GIVEN DATA:
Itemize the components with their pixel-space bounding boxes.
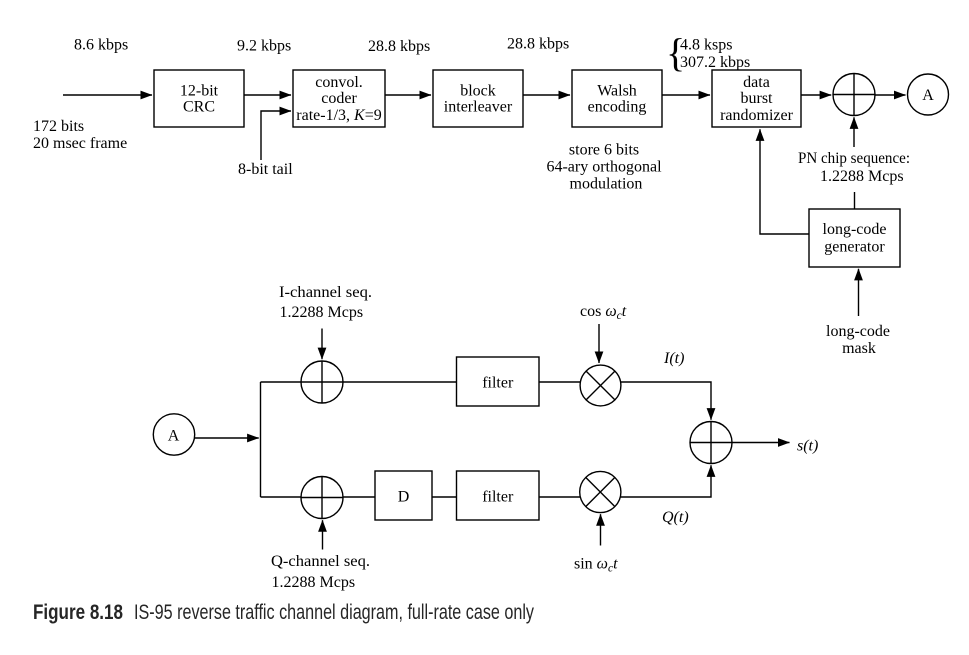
wire trunk to Q adder <box>261 496 302 498</box>
wire filter to Q mixer <box>539 496 584 498</box>
svg-text:172 bits: 172 bits <box>33 118 84 135</box>
adder circle final <box>690 422 732 464</box>
wire long-code mask arrow <box>858 269 860 316</box>
svg-text:28.8 kbps: 28.8 kbps <box>368 38 430 55</box>
svg-text:Walsh: Walsh <box>597 83 637 100</box>
svg-text:burst: burst <box>741 90 774 107</box>
svg-text:8.6 kbps: 8.6 kbps <box>74 37 128 54</box>
svg-text:data: data <box>743 74 770 91</box>
adder circle Q-channel <box>301 477 343 519</box>
svg-text:1.2288 Mcps: 1.2288 Mcps <box>820 168 904 185</box>
wire I-channel seq arrow <box>321 329 323 360</box>
svg-text:307.2 kbps: 307.2 kbps <box>680 54 750 71</box>
node A circle bottom <box>153 414 194 455</box>
box Walsh encoding <box>572 70 662 127</box>
svg-text:9.2 kbps: 9.2 kbps <box>237 38 291 55</box>
svg-text:1.2288 Mcps: 1.2288 Mcps <box>280 304 364 321</box>
wire adder to node A <box>876 94 906 96</box>
svg-text:randomizer: randomizer <box>720 107 794 124</box>
svg-text:I(t): I(t) <box>663 350 684 367</box>
mixer circle Q-channel <box>580 471 621 512</box>
svg-text:encoding: encoding <box>588 99 647 116</box>
wire coder to interleaver <box>385 94 431 96</box>
wire trunk vertical <box>260 382 262 497</box>
wire I adder to filter <box>343 381 457 383</box>
svg-text:A: A <box>168 428 180 445</box>
box filter Q <box>457 471 540 520</box>
svg-text:A: A <box>922 87 934 104</box>
svg-text:PN chip sequence:: PN chip sequence: <box>798 150 910 167</box>
wire sin carrier arrow <box>600 514 602 545</box>
wire input arrow <box>63 94 152 96</box>
svg-text:IS-95 reverse traffic channel: IS-95 reverse traffic channel diagram, f… <box>134 601 534 624</box>
svg-text:convol.: convol. <box>315 74 363 91</box>
wire final adder output <box>732 442 790 444</box>
wire Q mixer to final adder <box>618 465 711 497</box>
svg-text:rate-1/3, K=9: rate-1/3, K=9 <box>296 107 381 124</box>
svg-text:Figure 8.18: Figure 8.18 <box>33 601 123 624</box>
svg-text:28.8 kbps: 28.8 kbps <box>507 36 569 53</box>
svg-text:cos ωct: cos ωct <box>580 303 627 322</box>
adder circle I-channel <box>301 361 343 403</box>
svg-text:sin ωct: sin ωct <box>574 556 618 575</box>
svg-text:generator: generator <box>824 239 885 256</box>
box convolutional coder <box>293 70 385 127</box>
wire Q-channel seq arrow <box>322 520 324 549</box>
box 12-bit CRC <box>154 70 244 127</box>
svg-text:coder: coder <box>321 90 357 107</box>
wire cos carrier arrow <box>598 324 600 363</box>
wire interleaver to Walsh <box>523 94 570 96</box>
svg-text:64-ary orthogonal: 64-ary orthogonal <box>546 159 662 176</box>
box D delay <box>375 471 432 520</box>
wire D to filter <box>432 496 457 498</box>
svg-text:interleaver: interleaver <box>444 99 513 116</box>
wire CRC to coder <box>244 94 291 96</box>
svg-text:Q(t): Q(t) <box>662 509 689 526</box>
wire PN sequence into adder <box>853 117 855 147</box>
box long-code generator <box>809 209 900 267</box>
box filter I <box>457 357 540 406</box>
adder circle top (PN combiner) <box>833 74 876 116</box>
svg-text:CRC: CRC <box>183 99 215 116</box>
svg-text:Q-channel seq.: Q-channel seq. <box>271 553 370 570</box>
wire A to trunk <box>195 437 259 439</box>
svg-text:4.8 ksps: 4.8 ksps <box>680 37 732 54</box>
svg-text:store 6 bits: store 6 bits <box>569 142 639 159</box>
wire Q adder to D <box>343 496 375 498</box>
svg-text:filter: filter <box>482 489 514 506</box>
svg-text:12-bit: 12-bit <box>180 83 219 100</box>
wire 8-bit tail input <box>261 111 291 160</box>
svg-text:D: D <box>398 489 410 506</box>
wire long-code generator to randomizer <box>760 129 809 234</box>
svg-text:mask: mask <box>842 340 876 357</box>
svg-text:s(t): s(t) <box>797 438 818 455</box>
mixer circle I-channel <box>580 365 621 406</box>
svg-text:20 msec frame: 20 msec frame <box>33 135 127 152</box>
svg-text:long-code: long-code <box>823 221 887 238</box>
node A circle top <box>908 74 949 115</box>
wire filter to I mixer <box>539 381 584 383</box>
box data burst randomizer <box>712 70 801 127</box>
svg-text:modulation: modulation <box>570 176 643 193</box>
wire long-code generator up to PN label <box>854 192 856 209</box>
wire Walsh to randomizer <box>662 94 710 96</box>
svg-text:long-code: long-code <box>826 323 890 340</box>
svg-text:I-channel seq.: I-channel seq. <box>279 284 372 301</box>
svg-text:8-bit tail: 8-bit tail <box>238 161 293 178</box>
svg-text:1.2288 Mcps: 1.2288 Mcps <box>272 574 356 591</box>
svg-text:filter: filter <box>482 375 514 392</box>
box block interleaver <box>433 70 523 127</box>
wire I mixer to final adder <box>618 382 711 420</box>
svg-text:block: block <box>460 83 496 100</box>
wire randomizer to adder <box>801 94 831 96</box>
wire trunk to I adder <box>261 381 302 383</box>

THE REQUEST: How many lines above contain the string "burst"? Reply with the number only.

REPLY: 2